Instructions to follow:
Write out every entry exactly as it stands.

Entries:
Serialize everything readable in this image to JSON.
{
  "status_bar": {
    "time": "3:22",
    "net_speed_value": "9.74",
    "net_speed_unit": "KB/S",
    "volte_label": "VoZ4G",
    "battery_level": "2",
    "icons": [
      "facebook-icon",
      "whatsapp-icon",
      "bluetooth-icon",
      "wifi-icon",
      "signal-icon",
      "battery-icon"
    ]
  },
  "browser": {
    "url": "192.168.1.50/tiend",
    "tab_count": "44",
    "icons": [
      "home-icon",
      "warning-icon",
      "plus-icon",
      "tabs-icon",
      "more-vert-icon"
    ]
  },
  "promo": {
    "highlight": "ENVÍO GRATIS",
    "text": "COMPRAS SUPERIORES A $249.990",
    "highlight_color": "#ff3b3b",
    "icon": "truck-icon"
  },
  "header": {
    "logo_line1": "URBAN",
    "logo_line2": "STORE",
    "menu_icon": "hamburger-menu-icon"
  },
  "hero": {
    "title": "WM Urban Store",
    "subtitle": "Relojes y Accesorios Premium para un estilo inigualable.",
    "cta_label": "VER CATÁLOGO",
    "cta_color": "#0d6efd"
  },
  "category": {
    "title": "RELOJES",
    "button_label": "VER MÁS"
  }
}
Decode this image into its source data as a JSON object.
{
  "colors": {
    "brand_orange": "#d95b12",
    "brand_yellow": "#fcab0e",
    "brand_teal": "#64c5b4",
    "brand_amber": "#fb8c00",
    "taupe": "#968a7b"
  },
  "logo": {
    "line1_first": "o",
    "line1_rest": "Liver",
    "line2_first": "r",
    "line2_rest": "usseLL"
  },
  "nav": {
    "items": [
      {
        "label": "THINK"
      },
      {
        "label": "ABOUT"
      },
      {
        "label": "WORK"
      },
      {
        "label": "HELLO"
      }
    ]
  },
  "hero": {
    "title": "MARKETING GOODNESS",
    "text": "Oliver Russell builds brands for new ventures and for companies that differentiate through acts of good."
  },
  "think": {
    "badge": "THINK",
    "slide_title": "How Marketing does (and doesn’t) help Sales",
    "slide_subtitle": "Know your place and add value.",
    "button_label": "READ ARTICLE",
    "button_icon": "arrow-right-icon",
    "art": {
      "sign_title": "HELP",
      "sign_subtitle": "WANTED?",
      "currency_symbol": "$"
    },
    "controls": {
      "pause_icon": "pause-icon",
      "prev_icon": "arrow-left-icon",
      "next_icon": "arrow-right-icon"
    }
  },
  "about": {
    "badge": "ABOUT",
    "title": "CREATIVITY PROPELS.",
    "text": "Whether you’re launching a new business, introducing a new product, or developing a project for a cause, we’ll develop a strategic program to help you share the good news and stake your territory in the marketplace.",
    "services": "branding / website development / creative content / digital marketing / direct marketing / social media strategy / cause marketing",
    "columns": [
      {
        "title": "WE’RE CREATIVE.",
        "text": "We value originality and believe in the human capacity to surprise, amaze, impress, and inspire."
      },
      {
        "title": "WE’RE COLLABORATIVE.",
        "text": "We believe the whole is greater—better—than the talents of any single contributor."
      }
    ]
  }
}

Final result:
Serialize everything readable in this image to JSON.
{
  "status_bar": {
    "time": "3:22",
    "net_speed_value": "9.74",
    "net_speed_unit": "KB/S",
    "volte_label": "VoZ4G",
    "battery_level": "2",
    "icons": [
      "facebook-icon",
      "whatsapp-icon",
      "bluetooth-icon",
      "wifi-icon",
      "signal-icon",
      "battery-icon"
    ]
  },
  "browser": {
    "url": "192.168.1.50/tiend",
    "tab_count": "44",
    "icons": [
      "home-icon",
      "warning-icon",
      "plus-icon",
      "tabs-icon",
      "more-vert-icon"
    ]
  },
  "promo": {
    "highlight": "ENVÍO GRATIS",
    "text": "COMPRAS SUPERIORES A $249.990",
    "highlight_color": "#ff3b3b",
    "icon": "truck-icon"
  },
  "header": {
    "logo_line1": "URBAN",
    "logo_line2": "STORE",
    "menu_icon": "hamburger-menu-icon"
  },
  "hero": {
    "title": "WM Urban Store",
    "subtitle": "Relojes y Accesorios Premium para un estilo inigualable.",
    "cta_label": "VER CATÁLOGO",
    "cta_color": "#0d6efd"
  },
  "category": {
    "title": "RELOJES",
    "button_label": "VER MÁS"
  }
}
Decode this image into its source data as a JSON object.
{
  "colors": {
    "brand_orange": "#d95b12",
    "brand_yellow": "#fcab0e",
    "brand_teal": "#64c5b4",
    "brand_amber": "#fb8c00",
    "taupe": "#968a7b"
  },
  "logo": {
    "line1_first": "o",
    "line1_rest": "Liver",
    "line2_first": "r",
    "line2_rest": "usseLL"
  },
  "nav": {
    "items": [
      {
        "label": "THINK"
      },
      {
        "label": "ABOUT"
      },
      {
        "label": "WORK"
      },
      {
        "label": "HELLO"
      }
    ]
  },
  "hero": {
    "title": "MARKETING GOODNESS",
    "text": "Oliver Russell builds brands for new ventures and for companies that differentiate through acts of good."
  },
  "think": {
    "badge": "THINK",
    "slide_title": "How Marketing does (and doesn’t) help Sales",
    "slide_subtitle": "Know your place and add value.",
    "button_label": "READ ARTICLE",
    "button_icon": "arrow-right-icon",
    "art": {
      "sign_title": "HELP",
      "sign_subtitle": "WANTED?",
      "currency_symbol": "$"
    },
    "controls": {
      "pause_icon": "pause-icon",
      "prev_icon": "arrow-left-icon",
      "next_icon": "arrow-right-icon"
    }
  },
  "about": {
    "badge": "ABOUT",
    "title": "CREATIVITY PROPELS.",
    "text": "Whether you’re launching a new business, introducing a new product, or developing a project for a cause, we’ll develop a strategic program to help you share the good news and stake your territory in the marketplace.",
    "services": "branding / website development / creative content / digital marketing / direct marketing / social media strategy / cause marketing",
    "columns": [
      {
        "title": "WE’RE CREATIVE.",
        "text": "We value originality and believe in the human capacity to surprise, amaze, impress, and inspire."
      },
      {
        "title": "WE’RE COLLABORATIVE.",
        "text": "We believe the whole is greater—better—than the talents of any single contributor."
      }
    ]
  }
}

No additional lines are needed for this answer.